### [TASK DESCRIPTION]
Print all the entries verbatim.

### [WORKING DATA]
»»
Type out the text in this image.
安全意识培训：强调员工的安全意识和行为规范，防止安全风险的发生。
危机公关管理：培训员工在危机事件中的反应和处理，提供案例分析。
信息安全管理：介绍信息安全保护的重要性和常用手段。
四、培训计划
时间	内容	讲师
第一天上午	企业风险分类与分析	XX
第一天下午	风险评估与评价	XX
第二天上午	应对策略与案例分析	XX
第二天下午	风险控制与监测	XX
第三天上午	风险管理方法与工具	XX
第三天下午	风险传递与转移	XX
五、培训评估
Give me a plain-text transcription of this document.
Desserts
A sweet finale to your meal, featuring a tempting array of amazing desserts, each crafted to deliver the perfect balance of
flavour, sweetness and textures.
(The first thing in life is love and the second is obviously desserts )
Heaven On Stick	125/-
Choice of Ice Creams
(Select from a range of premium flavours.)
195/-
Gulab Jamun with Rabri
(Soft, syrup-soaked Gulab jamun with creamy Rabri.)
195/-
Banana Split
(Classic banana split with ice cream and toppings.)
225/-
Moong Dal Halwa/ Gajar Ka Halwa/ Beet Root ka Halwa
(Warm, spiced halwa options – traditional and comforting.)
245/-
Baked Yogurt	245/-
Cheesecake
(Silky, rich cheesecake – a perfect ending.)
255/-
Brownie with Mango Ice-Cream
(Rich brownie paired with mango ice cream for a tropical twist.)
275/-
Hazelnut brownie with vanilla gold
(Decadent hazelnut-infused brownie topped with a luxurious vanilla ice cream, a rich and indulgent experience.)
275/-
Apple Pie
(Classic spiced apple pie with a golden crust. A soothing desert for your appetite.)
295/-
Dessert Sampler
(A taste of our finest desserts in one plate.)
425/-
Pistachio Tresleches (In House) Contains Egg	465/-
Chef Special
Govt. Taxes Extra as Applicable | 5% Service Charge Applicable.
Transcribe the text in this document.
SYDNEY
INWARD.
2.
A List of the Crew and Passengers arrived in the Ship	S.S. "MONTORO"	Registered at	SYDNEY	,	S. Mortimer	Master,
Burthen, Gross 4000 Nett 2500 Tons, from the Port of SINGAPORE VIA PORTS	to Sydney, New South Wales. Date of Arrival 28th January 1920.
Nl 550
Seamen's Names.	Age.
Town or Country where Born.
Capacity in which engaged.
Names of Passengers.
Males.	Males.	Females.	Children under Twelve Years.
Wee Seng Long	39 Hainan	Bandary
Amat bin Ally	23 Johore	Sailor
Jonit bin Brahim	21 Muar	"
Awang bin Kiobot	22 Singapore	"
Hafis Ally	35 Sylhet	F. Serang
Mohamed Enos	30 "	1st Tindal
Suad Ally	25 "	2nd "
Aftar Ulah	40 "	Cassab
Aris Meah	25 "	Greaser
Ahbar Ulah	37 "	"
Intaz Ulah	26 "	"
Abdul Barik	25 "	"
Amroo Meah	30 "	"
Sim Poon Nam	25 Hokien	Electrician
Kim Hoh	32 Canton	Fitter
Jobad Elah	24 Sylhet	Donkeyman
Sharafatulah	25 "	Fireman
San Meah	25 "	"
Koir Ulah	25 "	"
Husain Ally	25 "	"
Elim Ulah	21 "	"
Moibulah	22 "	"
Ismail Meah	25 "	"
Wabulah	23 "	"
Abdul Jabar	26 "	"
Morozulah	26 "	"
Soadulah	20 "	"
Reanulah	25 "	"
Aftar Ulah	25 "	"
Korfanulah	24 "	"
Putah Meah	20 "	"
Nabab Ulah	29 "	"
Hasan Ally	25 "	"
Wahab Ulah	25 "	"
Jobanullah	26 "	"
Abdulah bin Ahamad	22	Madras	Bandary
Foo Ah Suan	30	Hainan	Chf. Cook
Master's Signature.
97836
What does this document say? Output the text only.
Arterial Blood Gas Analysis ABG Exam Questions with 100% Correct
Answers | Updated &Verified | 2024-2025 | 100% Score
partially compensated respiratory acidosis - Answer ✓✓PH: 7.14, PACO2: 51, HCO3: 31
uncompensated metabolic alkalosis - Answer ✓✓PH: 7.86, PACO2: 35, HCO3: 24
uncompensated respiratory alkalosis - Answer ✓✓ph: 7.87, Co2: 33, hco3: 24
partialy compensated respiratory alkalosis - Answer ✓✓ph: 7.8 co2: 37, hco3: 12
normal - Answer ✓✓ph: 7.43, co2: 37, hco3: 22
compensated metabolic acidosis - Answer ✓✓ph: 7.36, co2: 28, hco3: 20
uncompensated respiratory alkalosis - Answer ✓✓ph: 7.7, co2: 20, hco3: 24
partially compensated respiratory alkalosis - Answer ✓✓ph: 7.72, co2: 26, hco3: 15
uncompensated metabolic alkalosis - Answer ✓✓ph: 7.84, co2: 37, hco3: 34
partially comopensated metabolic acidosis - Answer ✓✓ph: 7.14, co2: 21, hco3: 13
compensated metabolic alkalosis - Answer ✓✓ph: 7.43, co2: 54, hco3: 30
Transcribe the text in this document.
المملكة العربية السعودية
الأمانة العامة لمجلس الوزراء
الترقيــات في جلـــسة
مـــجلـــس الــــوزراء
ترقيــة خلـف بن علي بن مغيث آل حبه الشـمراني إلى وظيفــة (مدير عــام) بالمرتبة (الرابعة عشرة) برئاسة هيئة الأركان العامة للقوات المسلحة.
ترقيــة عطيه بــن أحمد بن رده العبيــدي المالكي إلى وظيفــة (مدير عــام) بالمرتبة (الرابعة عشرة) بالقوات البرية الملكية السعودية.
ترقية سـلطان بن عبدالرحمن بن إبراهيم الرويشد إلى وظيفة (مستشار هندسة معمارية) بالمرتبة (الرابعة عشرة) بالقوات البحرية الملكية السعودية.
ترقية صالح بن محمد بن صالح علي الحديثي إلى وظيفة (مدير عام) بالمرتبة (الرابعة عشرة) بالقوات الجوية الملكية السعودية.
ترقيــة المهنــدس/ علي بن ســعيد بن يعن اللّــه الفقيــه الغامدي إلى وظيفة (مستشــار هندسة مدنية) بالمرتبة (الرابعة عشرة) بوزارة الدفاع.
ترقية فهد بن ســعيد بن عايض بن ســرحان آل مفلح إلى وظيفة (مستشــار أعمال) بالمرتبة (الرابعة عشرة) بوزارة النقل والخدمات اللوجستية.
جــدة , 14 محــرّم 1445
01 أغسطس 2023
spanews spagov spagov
««
### [ANSWER TO THE EXERCISE]
Type out the text in this image.
安全意识培训：强调员工的安全意识和行为规范，防止安全风险的发生。
危机公关管理：培训员工在危机事件中的反应和处理，提供案例分析。
信息安全管理：介绍信息安全保护的重要性和常用手段。
四、培训计划
时间	内容	讲师
第一天上午	企业风险分类与分析	XX
第一天下午	风险评估与评价	XX
第二天上午	应对策略与案例分析	XX
第二天下午	风险控制与监测	XX
第三天上午	风险管理方法与工具	XX
第三天下午	风险传递与转移	XX
五、培训评估
Give me a plain-text transcription of this document.
Desserts
A sweet finale to your meal, featuring a tempting array of amazing desserts, each crafted to deliver the perfect balance of
flavour, sweetness and textures.
(The first thing in life is love and the second is obviously desserts )
Heaven On Stick	125/-
Choice of Ice Creams
(Select from a range of premium flavours.)
195/-
Gulab Jamun with Rabri
(Soft, syrup-soaked Gulab jamun with creamy Rabri.)
195/-
Banana Split
(Classic banana split with ice cream and toppings.)
225/-
Moong Dal Halwa/ Gajar Ka Halwa/ Beet Root ka Halwa
(Warm, spiced halwa options – traditional and comforting.)
245/-
Baked Yogurt	245/-
Cheesecake
(Silky, rich cheesecake – a perfect ending.)
255/-
Brownie with Mango Ice-Cream
(Rich brownie paired with mango ice cream for a tropical twist.)
275/-
Hazelnut brownie with vanilla gold
(Decadent hazelnut-infused brownie topped with a luxurious vanilla ice cream, a rich and indulgent experience.)
275/-
Apple Pie
(Classic spiced apple pie with a golden crust. A soothing desert for your appetite.)
295/-
Dessert Sampler
(A taste of our finest desserts in one plate.)
425/-
Pistachio Tresleches (In House) Contains Egg	465/-
Chef Special
Govt. Taxes Extra as Applicable | 5% Service Charge Applicable.
Transcribe the text in this document.
SYDNEY
INWARD.
2.
A List of the Crew and Passengers arrived in the Ship	S.S. "MONTORO"	Registered at	SYDNEY	,	S. Mortimer	Master,
Burthen, Gross 4000 Nett 2500 Tons, from the Port of SINGAPORE VIA PORTS	to Sydney, New South Wales. Date of Arrival 28th January 1920.
Nl 550
Seamen's Names.	Age.
Town or Country where Born.
Capacity in which engaged.
Names of Passengers.
Males.	Males.	Females.	Children under Twelve Years.
Wee Seng Long	39 Hainan	Bandary
Amat bin Ally	23 Johore	Sailor
Jonit bin Brahim	21 Muar	"
Awang bin Kiobot	22 Singapore	"
Hafis Ally	35 Sylhet	F. Serang
Mohamed Enos	30 "	1st Tindal
Suad Ally	25 "	2nd "
Aftar Ulah	40 "	Cassab
Aris Meah	25 "	Greaser
Ahbar Ulah	37 "	"
Intaz Ulah	26 "	"
Abdul Barik	25 "	"
Amroo Meah	30 "	"
Sim Poon Nam	25 Hokien	Electrician
Kim Hoh	32 Canton	Fitter
Jobad Elah	24 Sylhet	Donkeyman
Sharafatulah	25 "	Fireman
San Meah	25 "	"
Koir Ulah	25 "	"
Husain Ally	25 "	"
Elim Ulah	21 "	"
Moibulah	22 "	"
Ismail Meah	25 "	"
Wabulah	23 "	"
Abdul Jabar	26 "	"
Morozulah	26 "	"
Soadulah	20 "	"
Reanulah	25 "	"
Aftar Ulah	25 "	"
Korfanulah	24 "	"
Putah Meah	20 "	"
Nabab Ulah	29 "	"
Hasan Ally	25 "	"
Wahab Ulah	25 "	"
Jobanullah	26 "	"
Abdulah bin Ahamad	22	Madras	Bandary
Foo Ah Suan	30	Hainan	Chf. Cook
Master's Signature.
97836
What does this document say? Output the text only.
Arterial Blood Gas Analysis ABG Exam Questions with 100% Correct
Answers | Updated &Verified | 2024-2025 | 100% Score
partially compensated respiratory acidosis - Answer ✓✓PH: 7.14, PACO2: 51, HCO3: 31
uncompensated metabolic alkalosis - Answer ✓✓PH: 7.86, PACO2: 35, HCO3: 24
uncompensated respiratory alkalosis - Answer ✓✓ph: 7.87, Co2: 33, hco3: 24
partialy compensated respiratory alkalosis - Answer ✓✓ph: 7.8 co2: 37, hco3: 12
normal - Answer ✓✓ph: 7.43, co2: 37, hco3: 22
compensated metabolic acidosis - Answer ✓✓ph: 7.36, co2: 28, hco3: 20
uncompensated respiratory alkalosis - Answer ✓✓ph: 7.7, co2: 20, hco3: 24
partially compensated respiratory alkalosis - Answer ✓✓ph: 7.72, co2: 26, hco3: 15
uncompensated metabolic alkalosis - Answer ✓✓ph: 7.84, co2: 37, hco3: 34
partially comopensated metabolic acidosis - Answer ✓✓ph: 7.14, co2: 21, hco3: 13
compensated metabolic alkalosis - Answer ✓✓ph: 7.43, co2: 54, hco3: 30
Transcribe the text in this document.
المملكة العربية السعودية
الأمانة العامة لمجلس الوزراء
الترقيــات في جلـــسة
مـــجلـــس الــــوزراء
ترقيــة خلـف بن علي بن مغيث آل حبه الشـمراني إلى وظيفــة (مدير عــام) بالمرتبة (الرابعة عشرة) برئاسة هيئة الأركان العامة للقوات المسلحة.
ترقيــة عطيه بــن أحمد بن رده العبيــدي المالكي إلى وظيفــة (مدير عــام) بالمرتبة (الرابعة عشرة) بالقوات البرية الملكية السعودية.
ترقية سـلطان بن عبدالرحمن بن إبراهيم الرويشد إلى وظيفة (مستشار هندسة معمارية) بالمرتبة (الرابعة عشرة) بالقوات البحرية الملكية السعودية.
ترقية صالح بن محمد بن صالح علي الحديثي إلى وظيفة (مدير عام) بالمرتبة (الرابعة عشرة) بالقوات الجوية الملكية السعودية.
ترقيــة المهنــدس/ علي بن ســعيد بن يعن اللّــه الفقيــه الغامدي إلى وظيفة (مستشــار هندسة مدنية) بالمرتبة (الرابعة عشرة) بوزارة الدفاع.
ترقية فهد بن ســعيد بن عايض بن ســرحان آل مفلح إلى وظيفة (مستشــار أعمال) بالمرتبة (الرابعة عشرة) بوزارة النقل والخدمات اللوجستية.
جــدة , 14 محــرّم 1445
01 أغسطس 2023
spanews spagov spagov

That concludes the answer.